[Data rows]
┏━━

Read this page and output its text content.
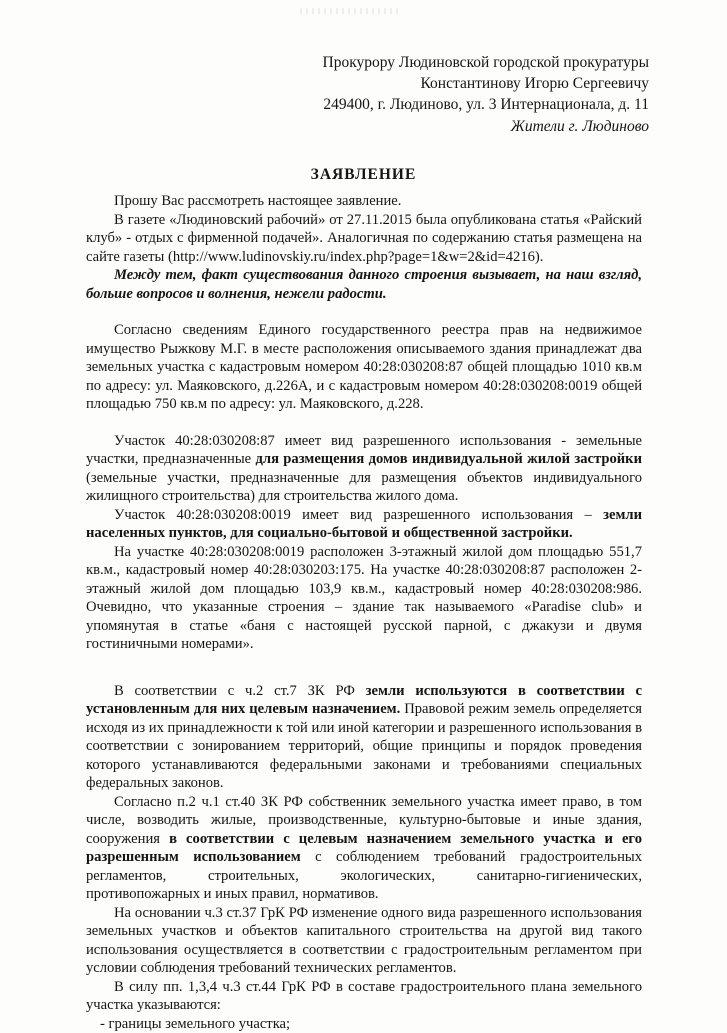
Прокурору Людиновской городской прокуратуры
Константинову Игорю Сергеевичу
249400, г. Людиново, ул. 3 Интернационала, д. 11
Жители г. Людиново
ЗАЯВЛЕНИЕ

Прошу Вас рассмотреть настоящее заявление.

В газете «Людиновский рабочий» от 27.11.2015 была опубликована статья «Райский клуб» - отдых с фирменной подачей». Аналогичная по содержанию статья размещена на сайте газеты (http://www.ludinovskiy.ru/index.php?page=1&w=2&id=4216).

Между тем, факт существования данного строения вызывает, на наш взгляд, больше вопросов и волнения, нежели радости.

Согласно сведениям Единого государственного реестра прав на недвижимое имущество Рыжкову М.Г. в месте расположения описываемого здания принадлежат два земельных участка с кадастровым номером 40:28:030208:87 общей площадью 1010 кв.м по адресу: ул. Маяковского, д.226А, и с кадастровым номером 40:28:030208:0019 общей площадью 750 кв.м по адресу: ул. Маяковского, д.228.

Участок 40:28:030208:87 имеет вид разрешенного использования - земельные участки, предназначенные для размещения домов индивидуальной жилой застройки (земельные участки, предназначенные для размещения объектов индивидуального жилищного строительства) для строительства жилого дома.

Участок 40:28:030208:0019 имеет вид разрешенного использования – земли населенных пунктов, для социально-бытовой и общественной застройки.

На участке 40:28:030208:0019 расположен 3-этажный жилой дом площадью 551,7 кв.м., кадастровый номер 40:28:030203:175. На участке 40:28:030208:87 расположен 2-этажный жилой дом площадью 103,9 кв.м., кадастровый номер 40:28:030208:986. Очевидно, что указанные строения – здание так называемого «Paradise club» и упомянутая в статье «баня с настоящей русской парной, с джакузи и двумя гостиничными номерами».

В соответствии с ч.2 ст.7 ЗК РФ земли используются в соответствии с установленным для них целевым назначением. Правовой режим земель определяется исходя из их принадлежности к той или иной категории и разрешенного использования в соответствии с зонированием территорий, общие принципы и порядок проведения которого устанавливаются федеральными законами и требованиями специальных федеральных законов.

Согласно п.2 ч.1 ст.40 ЗК РФ собственник земельного участка имеет право, в том числе, возводить жилые, производственные, культурно-бытовые и иные здания, сооружения в соответствии с целевым назначением земельного участка и его разрешенным использованием с соблюдением требований градостроительных регламентов, строительных, экологических, санитарно-гигиенических, противопожарных и иных правил, нормативов.

На основании ч.3 ст.37 ГрК РФ изменение одного вида разрешенного использования земельных участков и объектов капитального строительства на другой вид такого использования осуществляется в соответствии с градостроительным регламентом при условии соблюдения требований технических регламентов.

В силу пп. 1,3,4 ч.3 ст.44 ГрК РФ в составе градостроительного плана земельного участка указываются:

- границы земельного участка;
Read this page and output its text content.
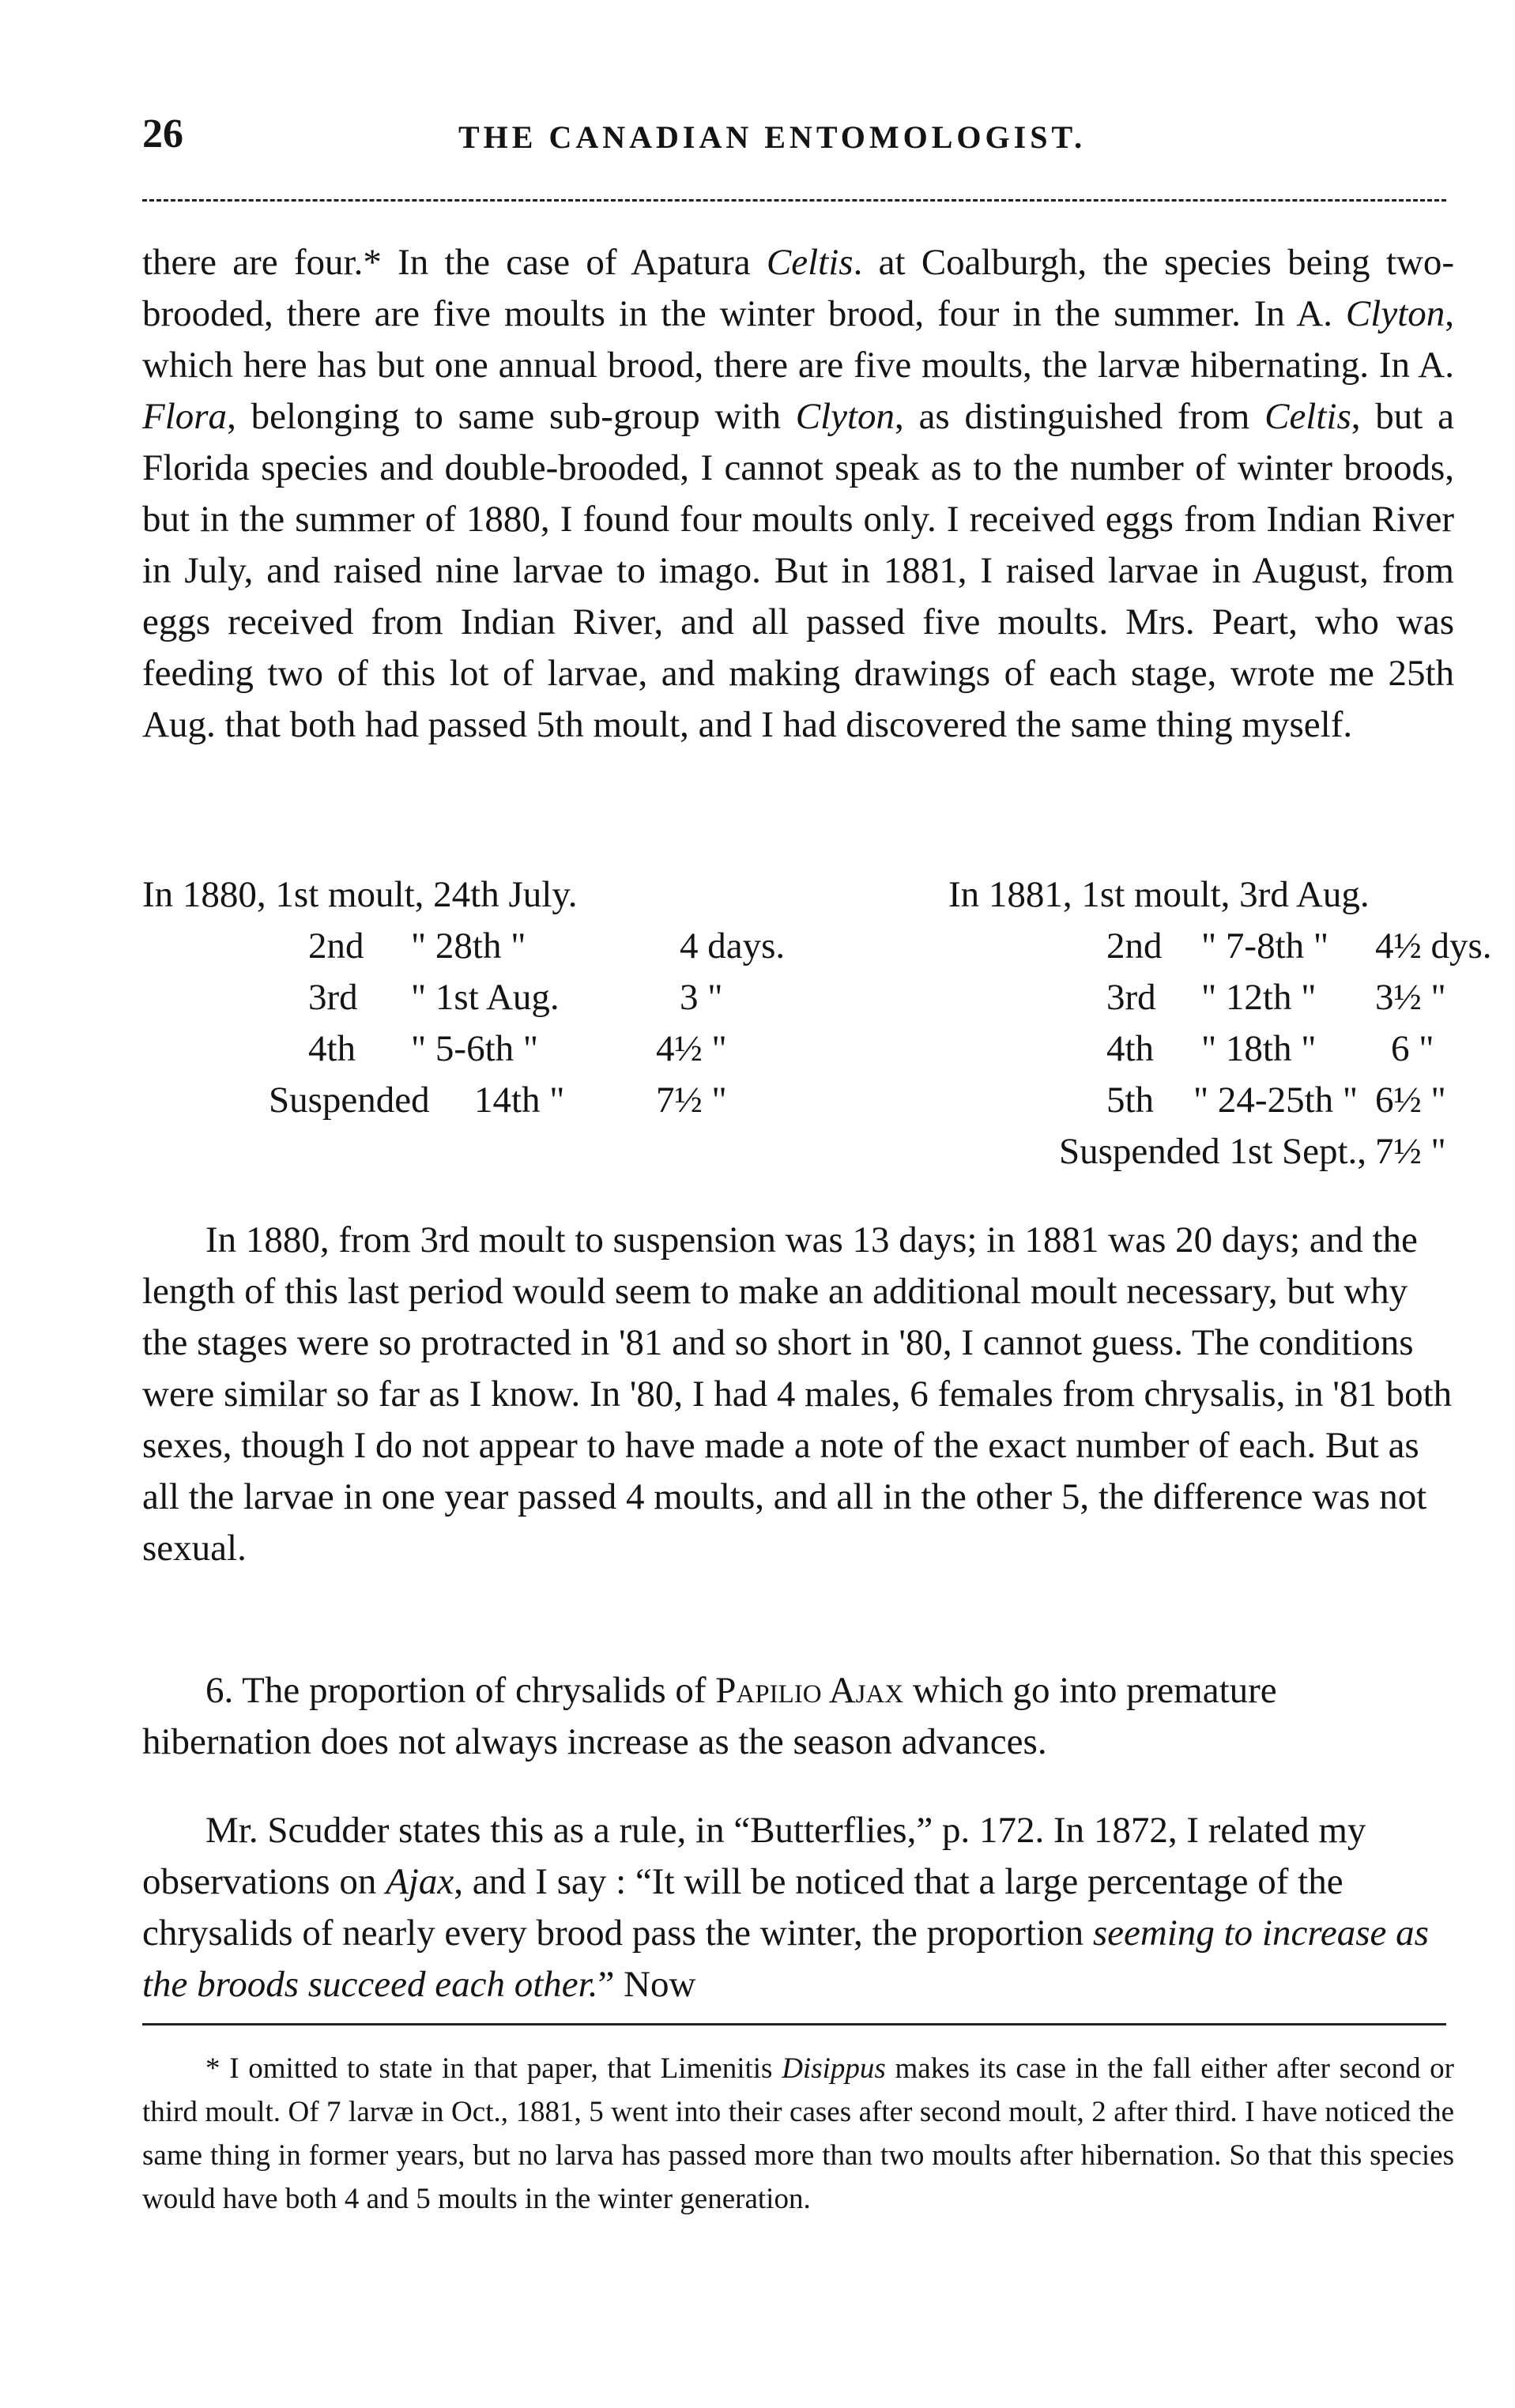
26	THE CANADIAN ENTOMOLOGIST.

there are four.* In the case of Apatura Celtis. at Coalburgh, the species being two-brooded, there are five moults in the winter brood, four in the summer. In A. Clyton, which here has but one annual brood, there are five moults, the larvæ hibernating. In A. Flora, belonging to same sub-group with Clyton, as distinguished from Celtis, but a Florida species and double-brooded, I cannot speak as to the number of winter broods, but in the summer of 1880, I found four moults only. I received eggs from Indian River in July, and raised nine larvae to imago. But in 1881, I raised larvae in August, from eggs received from Indian River, and all passed five moults. Mrs. Peart, who was feeding two of this lot of larvae, and making drawings of each stage, wrote me 25th Aug. that both had passed 5th moult, and I had discovered the same thing myself.

In 1880, 1st moult, 24th July.
2nd " 28th "	4 days.
3rd " 1st Aug.	3 "
4th " 5-6th "	4½ "
Suspended 14th " 7½ "
In 1881, 1st moult, 3rd Aug.
2nd " 7-8th " 4½ dys.
3rd " 12th " 3½ "
4th " 18th " 6 "
5th " 24-25th " 6½ "
Suspended 1st Sept., 7½ "

In 1880, from 3rd moult to suspension was 13 days; in 1881 was 20 days; and the length of this last period would seem to make an additional moult necessary, but why the stages were so protracted in '81 and so short in '80, I cannot guess. The conditions were similar so far as I know. In '80, I had 4 males, 6 females from chrysalis, in '81 both sexes, though I do not appear to have made a note of the exact number of each. But as all the larvae in one year passed 4 moults, and all in the other 5, the difference was not sexual.

6. The proportion of chrysalids of Papilio Ajax which go into premature hibernation does not always increase as the season advances.

Mr. Scudder states this as a rule, in “Butterflies,” p. 172. In 1872, I related my observations on Ajax, and I say : “It will be noticed that a large percentage of the chrysalids of nearly every brood pass the winter, the proportion seeming to increase as the broods succeed each other.” Now

* I omitted to state in that paper, that Limenitis Disippus makes its case in the fall either after second or third moult. Of 7 larvæ in Oct., 1881, 5 went into their cases after second moult, 2 after third. I have noticed the same thing in former years, but no larva has passed more than two moults after hibernation. So that this species would have both 4 and 5 moults in the winter generation.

┗━━

[What you should do] Transcribe every record above exactly as written, leaving out any pictures.

[Result of the exercise]
Read this page and output its text content.
Прокурору Людиновской городской прокуратуры
Константинову Игорю Сергеевичу
249400, г. Людиново, ул. 3 Интернационала, д. 11
Жители г. Людиново
ЗАЯВЛЕНИЕ

Прошу Вас рассмотреть настоящее заявление.

В газете «Людиновский рабочий» от 27.11.2015 была опубликована статья «Райский клуб» - отдых с фирменной подачей». Аналогичная по содержанию статья размещена на сайте газеты (http://www.ludinovskiy.ru/index.php?page=1&w=2&id=4216).

Между тем, факт существования данного строения вызывает, на наш взгляд, больше вопросов и волнения, нежели радости.

Согласно сведениям Единого государственного реестра прав на недвижимое имущество Рыжкову М.Г. в месте расположения описываемого здания принадлежат два земельных участка с кадастровым номером 40:28:030208:87 общей площадью 1010 кв.м по адресу: ул. Маяковского, д.226А, и с кадастровым номером 40:28:030208:0019 общей площадью 750 кв.м по адресу: ул. Маяковского, д.228.

Участок 40:28:030208:87 имеет вид разрешенного использования - земельные участки, предназначенные для размещения домов индивидуальной жилой застройки (земельные участки, предназначенные для размещения объектов индивидуального жилищного строительства) для строительства жилого дома.

Участок 40:28:030208:0019 имеет вид разрешенного использования – земли населенных пунктов, для социально-бытовой и общественной застройки.

На участке 40:28:030208:0019 расположен 3-этажный жилой дом площадью 551,7 кв.м., кадастровый номер 40:28:030203:175. На участке 40:28:030208:87 расположен 2-этажный жилой дом площадью 103,9 кв.м., кадастровый номер 40:28:030208:986. Очевидно, что указанные строения – здание так называемого «Paradise club» и упомянутая в статье «баня с настоящей русской парной, с джакузи и двумя гостиничными номерами».

В соответствии с ч.2 ст.7 ЗК РФ земли используются в соответствии с установленным для них целевым назначением. Правовой режим земель определяется исходя из их принадлежности к той или иной категории и разрешенного использования в соответствии с зонированием территорий, общие принципы и порядок проведения которого устанавливаются федеральными законами и требованиями специальных федеральных законов.

Согласно п.2 ч.1 ст.40 ЗК РФ собственник земельного участка имеет право, в том числе, возводить жилые, производственные, культурно-бытовые и иные здания, сооружения в соответствии с целевым назначением земельного участка и его разрешенным использованием с соблюдением требований градостроительных регламентов, строительных, экологических, санитарно-гигиенических, противопожарных и иных правил, нормативов.

На основании ч.3 ст.37 ГрК РФ изменение одного вида разрешенного использования земельных участков и объектов капитального строительства на другой вид такого использования осуществляется в соответствии с градостроительным регламентом при условии соблюдения требований технических регламентов.

В силу пп. 1,3,4 ч.3 ст.44 ГрК РФ в составе градостроительного плана земельного участка указываются:

- границы земельного участка;
Read this page and output its text content.
26	THE CANADIAN ENTOMOLOGIST.

there are four.* In the case of Apatura Celtis. at Coalburgh, the species being two-brooded, there are five moults in the winter brood, four in the summer. In A. Clyton, which here has but one annual brood, there are five moults, the larvæ hibernating. In A. Flora, belonging to same sub-group with Clyton, as distinguished from Celtis, but a Florida species and double-brooded, I cannot speak as to the number of winter broods, but in the summer of 1880, I found four moults only. I received eggs from Indian River in July, and raised nine larvae to imago. But in 1881, I raised larvae in August, from eggs received from Indian River, and all passed five moults. Mrs. Peart, who was feeding two of this lot of larvae, and making drawings of each stage, wrote me 25th Aug. that both had passed 5th moult, and I had discovered the same thing myself.

In 1880, 1st moult, 24th July.
2nd " 28th "	4 days.
3rd " 1st Aug.	3 "
4th " 5-6th "	4½ "
Suspended 14th " 7½ "
In 1881, 1st moult, 3rd Aug.
2nd " 7-8th " 4½ dys.
3rd " 12th " 3½ "
4th " 18th " 6 "
5th " 24-25th " 6½ "
Suspended 1st Sept., 7½ "

In 1880, from 3rd moult to suspension was 13 days; in 1881 was 20 days; and the length of this last period would seem to make an additional moult necessary, but why the stages were so protracted in '81 and so short in '80, I cannot guess. The conditions were similar so far as I know. In '80, I had 4 males, 6 females from chrysalis, in '81 both sexes, though I do not appear to have made a note of the exact number of each. But as all the larvae in one year passed 4 moults, and all in the other 5, the difference was not sexual.

6. The proportion of chrysalids of Papilio Ajax which go into premature hibernation does not always increase as the season advances.

Mr. Scudder states this as a rule, in “Butterflies,” p. 172. In 1872, I related my observations on Ajax, and I say : “It will be noticed that a large percentage of the chrysalids of nearly every brood pass the winter, the proportion seeming to increase as the broods succeed each other.” Now

* I omitted to state in that paper, that Limenitis Disippus makes its case in the fall either after second or third moult. Of 7 larvæ in Oct., 1881, 5 went into their cases after second moult, 2 after third. I have noticed the same thing in former years, but no larva has passed more than two moults after hibernation. So that this species would have both 4 and 5 moults in the winter generation.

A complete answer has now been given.